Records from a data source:
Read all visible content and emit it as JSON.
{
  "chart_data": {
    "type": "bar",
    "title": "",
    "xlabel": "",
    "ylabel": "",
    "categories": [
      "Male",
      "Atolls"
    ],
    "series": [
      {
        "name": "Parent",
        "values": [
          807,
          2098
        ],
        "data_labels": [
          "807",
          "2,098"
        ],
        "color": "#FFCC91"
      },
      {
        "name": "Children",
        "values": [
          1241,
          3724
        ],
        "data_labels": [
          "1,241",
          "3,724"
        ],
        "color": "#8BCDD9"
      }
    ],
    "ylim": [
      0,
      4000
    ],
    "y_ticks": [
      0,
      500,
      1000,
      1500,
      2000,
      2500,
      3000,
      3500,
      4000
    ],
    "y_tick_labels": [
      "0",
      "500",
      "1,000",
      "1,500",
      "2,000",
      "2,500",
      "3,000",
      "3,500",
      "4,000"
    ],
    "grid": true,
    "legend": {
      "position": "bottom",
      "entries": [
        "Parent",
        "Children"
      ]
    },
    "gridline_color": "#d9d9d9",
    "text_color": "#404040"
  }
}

__EXERCISE PROMPT__
Output all of the data above without any alteration.

__SOLUTION__
Read all visible content and emit it as JSON.
{
  "chart_data": {
    "type": "bar",
    "title": "",
    "xlabel": "",
    "ylabel": "",
    "categories": [
      "Male",
      "Atolls"
    ],
    "series": [
      {
        "name": "Parent",
        "values": [
          807,
          2098
        ],
        "data_labels": [
          "807",
          "2,098"
        ],
        "color": "#FFCC91"
      },
      {
        "name": "Children",
        "values": [
          1241,
          3724
        ],
        "data_labels": [
          "1,241",
          "3,724"
        ],
        "color": "#8BCDD9"
      }
    ],
    "ylim": [
      0,
      4000
    ],
    "y_ticks": [
      0,
      500,
      1000,
      1500,
      2000,
      2500,
      3000,
      3500,
      4000
    ],
    "y_tick_labels": [
      "0",
      "500",
      "1,000",
      "1,500",
      "2,000",
      "2,500",
      "3,000",
      "3,500",
      "4,000"
    ],
    "grid": true,
    "legend": {
      "position": "bottom",
      "entries": [
        "Parent",
        "Children"
      ]
    },
    "gridline_color": "#d9d9d9",
    "text_color": "#404040"
  }
}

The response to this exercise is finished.